(Extracted data entries)
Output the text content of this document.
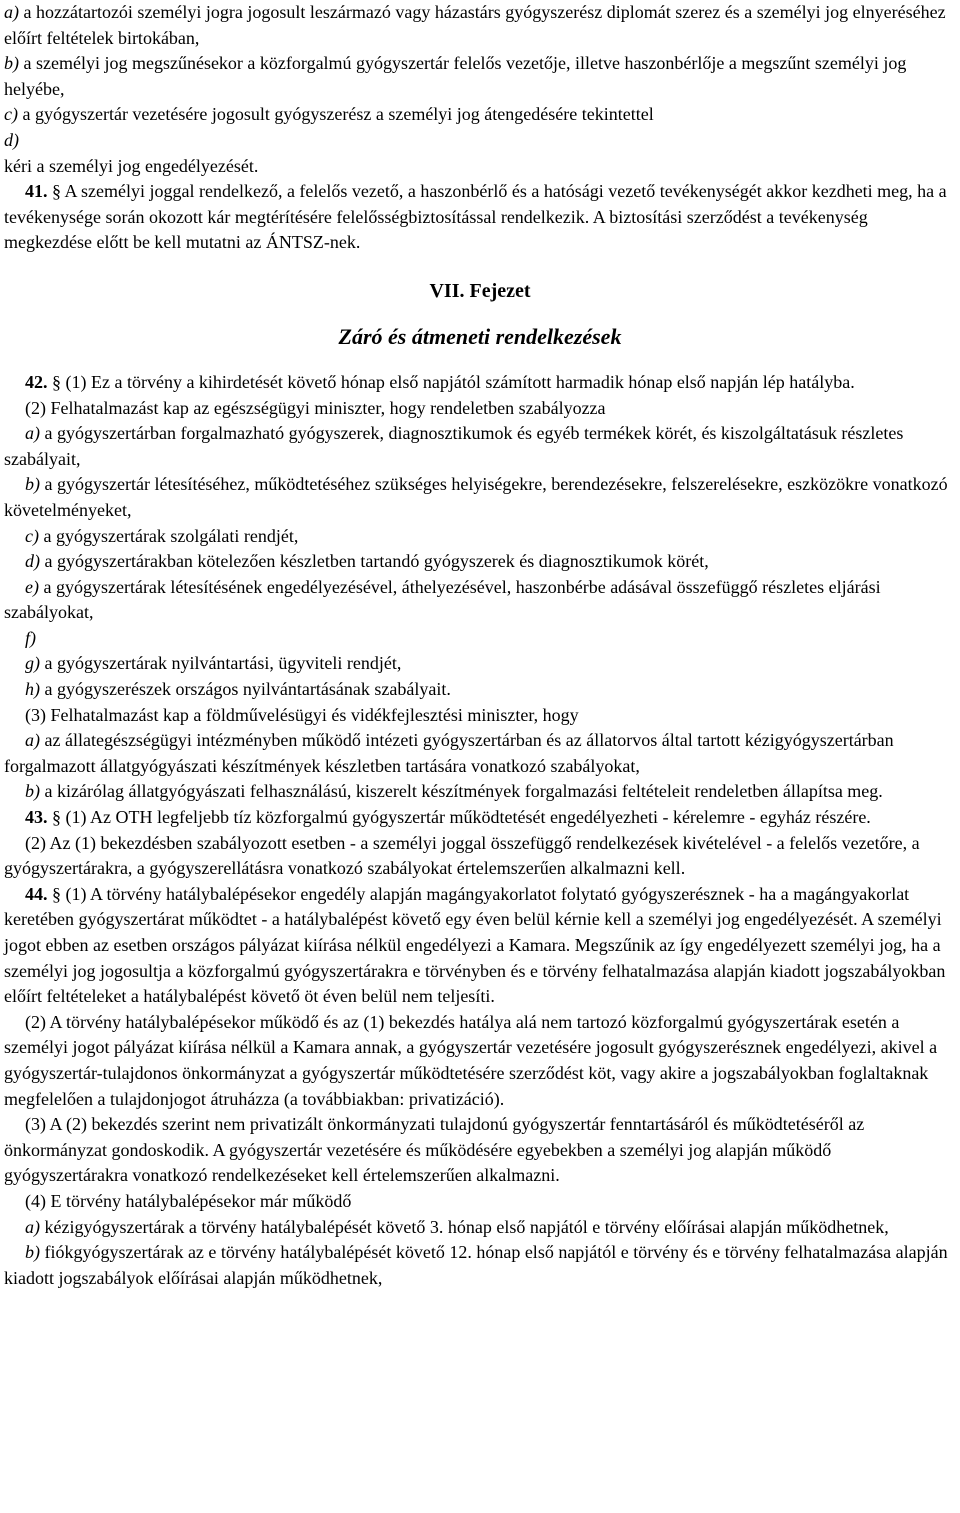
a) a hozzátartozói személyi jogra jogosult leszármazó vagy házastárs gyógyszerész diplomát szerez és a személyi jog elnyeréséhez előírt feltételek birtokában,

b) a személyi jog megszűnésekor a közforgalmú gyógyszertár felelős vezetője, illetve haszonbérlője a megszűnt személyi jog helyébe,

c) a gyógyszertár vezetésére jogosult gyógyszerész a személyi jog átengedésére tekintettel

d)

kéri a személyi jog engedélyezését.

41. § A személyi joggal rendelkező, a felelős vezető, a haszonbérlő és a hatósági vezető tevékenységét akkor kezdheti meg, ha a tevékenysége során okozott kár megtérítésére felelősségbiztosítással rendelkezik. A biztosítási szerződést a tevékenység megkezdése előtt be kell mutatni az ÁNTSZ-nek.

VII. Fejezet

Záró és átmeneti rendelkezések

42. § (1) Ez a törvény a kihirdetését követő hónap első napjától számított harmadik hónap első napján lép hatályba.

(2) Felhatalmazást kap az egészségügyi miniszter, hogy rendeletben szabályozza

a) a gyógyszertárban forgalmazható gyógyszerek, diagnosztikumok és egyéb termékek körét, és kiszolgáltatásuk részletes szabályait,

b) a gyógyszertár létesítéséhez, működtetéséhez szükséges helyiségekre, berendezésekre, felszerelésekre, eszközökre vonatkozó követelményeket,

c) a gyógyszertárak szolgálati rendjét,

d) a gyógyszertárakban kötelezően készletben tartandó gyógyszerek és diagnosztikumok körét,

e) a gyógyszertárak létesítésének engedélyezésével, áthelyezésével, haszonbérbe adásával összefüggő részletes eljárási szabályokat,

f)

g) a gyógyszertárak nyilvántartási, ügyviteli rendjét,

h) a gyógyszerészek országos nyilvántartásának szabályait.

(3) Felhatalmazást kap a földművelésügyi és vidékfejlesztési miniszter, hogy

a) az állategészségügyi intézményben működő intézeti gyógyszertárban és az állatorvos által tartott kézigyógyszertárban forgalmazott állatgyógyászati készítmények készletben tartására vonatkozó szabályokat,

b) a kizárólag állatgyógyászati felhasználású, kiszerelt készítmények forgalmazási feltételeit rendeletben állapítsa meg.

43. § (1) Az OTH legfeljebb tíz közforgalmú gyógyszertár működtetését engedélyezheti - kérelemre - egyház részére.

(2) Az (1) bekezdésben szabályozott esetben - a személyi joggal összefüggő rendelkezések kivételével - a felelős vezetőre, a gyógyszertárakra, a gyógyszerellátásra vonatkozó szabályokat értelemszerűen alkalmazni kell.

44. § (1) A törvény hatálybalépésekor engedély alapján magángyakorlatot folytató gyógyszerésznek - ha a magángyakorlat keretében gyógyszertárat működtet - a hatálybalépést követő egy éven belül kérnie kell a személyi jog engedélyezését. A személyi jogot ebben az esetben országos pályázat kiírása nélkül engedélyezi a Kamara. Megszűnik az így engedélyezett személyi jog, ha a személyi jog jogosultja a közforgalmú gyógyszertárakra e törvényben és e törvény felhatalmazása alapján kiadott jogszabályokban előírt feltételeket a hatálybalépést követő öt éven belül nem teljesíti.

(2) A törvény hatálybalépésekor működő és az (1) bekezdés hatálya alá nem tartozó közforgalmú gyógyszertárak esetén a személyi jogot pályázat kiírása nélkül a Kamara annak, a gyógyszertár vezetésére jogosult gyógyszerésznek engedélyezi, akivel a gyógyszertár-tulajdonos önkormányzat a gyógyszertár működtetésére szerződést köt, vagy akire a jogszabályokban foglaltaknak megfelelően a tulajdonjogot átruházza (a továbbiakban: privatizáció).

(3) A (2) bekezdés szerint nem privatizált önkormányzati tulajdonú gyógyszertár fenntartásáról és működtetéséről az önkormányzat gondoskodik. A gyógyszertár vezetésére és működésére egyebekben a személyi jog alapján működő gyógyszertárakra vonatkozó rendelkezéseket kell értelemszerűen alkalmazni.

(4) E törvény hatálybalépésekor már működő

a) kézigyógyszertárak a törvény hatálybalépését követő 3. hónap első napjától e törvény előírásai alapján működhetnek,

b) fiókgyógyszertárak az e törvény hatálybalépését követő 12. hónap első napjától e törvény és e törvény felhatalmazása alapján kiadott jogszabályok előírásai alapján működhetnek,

**GIVEN TASK:** Pictures are excluded; repeat every record exactly.

**RESULT:**
Output the text content of this document.
a) a hozzátartozói személyi jogra jogosult leszármazó vagy házastárs gyógyszerész diplomát szerez és a személyi jog elnyeréséhez előírt feltételek birtokában,

b) a személyi jog megszűnésekor a közforgalmú gyógyszertár felelős vezetője, illetve haszonbérlője a megszűnt személyi jog helyébe,

c) a gyógyszertár vezetésére jogosult gyógyszerész a személyi jog átengedésére tekintettel

d)

kéri a személyi jog engedélyezését.

41. § A személyi joggal rendelkező, a felelős vezető, a haszonbérlő és a hatósági vezető tevékenységét akkor kezdheti meg, ha a tevékenysége során okozott kár megtérítésére felelősségbiztosítással rendelkezik. A biztosítási szerződést a tevékenység megkezdése előtt be kell mutatni az ÁNTSZ-nek.

VII. Fejezet

Záró és átmeneti rendelkezések

42. § (1) Ez a törvény a kihirdetését követő hónap első napjától számított harmadik hónap első napján lép hatályba.

(2) Felhatalmazást kap az egészségügyi miniszter, hogy rendeletben szabályozza

a) a gyógyszertárban forgalmazható gyógyszerek, diagnosztikumok és egyéb termékek körét, és kiszolgáltatásuk részletes szabályait,

b) a gyógyszertár létesítéséhez, működtetéséhez szükséges helyiségekre, berendezésekre, felszerelésekre, eszközökre vonatkozó követelményeket,

c) a gyógyszertárak szolgálati rendjét,

d) a gyógyszertárakban kötelezően készletben tartandó gyógyszerek és diagnosztikumok körét,

e) a gyógyszertárak létesítésének engedélyezésével, áthelyezésével, haszonbérbe adásával összefüggő részletes eljárási szabályokat,

f)

g) a gyógyszertárak nyilvántartási, ügyviteli rendjét,

h) a gyógyszerészek országos nyilvántartásának szabályait.

(3) Felhatalmazást kap a földművelésügyi és vidékfejlesztési miniszter, hogy

a) az állategészségügyi intézményben működő intézeti gyógyszertárban és az állatorvos által tartott kézigyógyszertárban forgalmazott állatgyógyászati készítmények készletben tartására vonatkozó szabályokat,

b) a kizárólag állatgyógyászati felhasználású, kiszerelt készítmények forgalmazási feltételeit rendeletben állapítsa meg.

43. § (1) Az OTH legfeljebb tíz közforgalmú gyógyszertár működtetését engedélyezheti - kérelemre - egyház részére.

(2) Az (1) bekezdésben szabályozott esetben - a személyi joggal összefüggő rendelkezések kivételével - a felelős vezetőre, a gyógyszertárakra, a gyógyszerellátásra vonatkozó szabályokat értelemszerűen alkalmazni kell.

44. § (1) A törvény hatálybalépésekor engedély alapján magángyakorlatot folytató gyógyszerésznek - ha a magángyakorlat keretében gyógyszertárat működtet - a hatálybalépést követő egy éven belül kérnie kell a személyi jog engedélyezését. A személyi jogot ebben az esetben országos pályázat kiírása nélkül engedélyezi a Kamara. Megszűnik az így engedélyezett személyi jog, ha a személyi jog jogosultja a közforgalmú gyógyszertárakra e törvényben és e törvény felhatalmazása alapján kiadott jogszabályokban előírt feltételeket a hatálybalépést követő öt éven belül nem teljesíti.

(2) A törvény hatálybalépésekor működő és az (1) bekezdés hatálya alá nem tartozó közforgalmú gyógyszertárak esetén a személyi jogot pályázat kiírása nélkül a Kamara annak, a gyógyszertár vezetésére jogosult gyógyszerésznek engedélyezi, akivel a gyógyszertár-tulajdonos önkormányzat a gyógyszertár működtetésére szerződést köt, vagy akire a jogszabályokban foglaltaknak megfelelően a tulajdonjogot átruházza (a továbbiakban: privatizáció).

(3) A (2) bekezdés szerint nem privatizált önkormányzati tulajdonú gyógyszertár fenntartásáról és működtetéséről az önkormányzat gondoskodik. A gyógyszertár vezetésére és működésére egyebekben a személyi jog alapján működő gyógyszertárakra vonatkozó rendelkezéseket kell értelemszerűen alkalmazni.

(4) E törvény hatálybalépésekor már működő

a) kézigyógyszertárak a törvény hatálybalépését követő 3. hónap első napjától e törvény előírásai alapján működhetnek,

b) fiókgyógyszertárak az e törvény hatálybalépését követő 12. hónap első napjától e törvény és e törvény felhatalmazása alapján kiadott jogszabályok előírásai alapján működhetnek,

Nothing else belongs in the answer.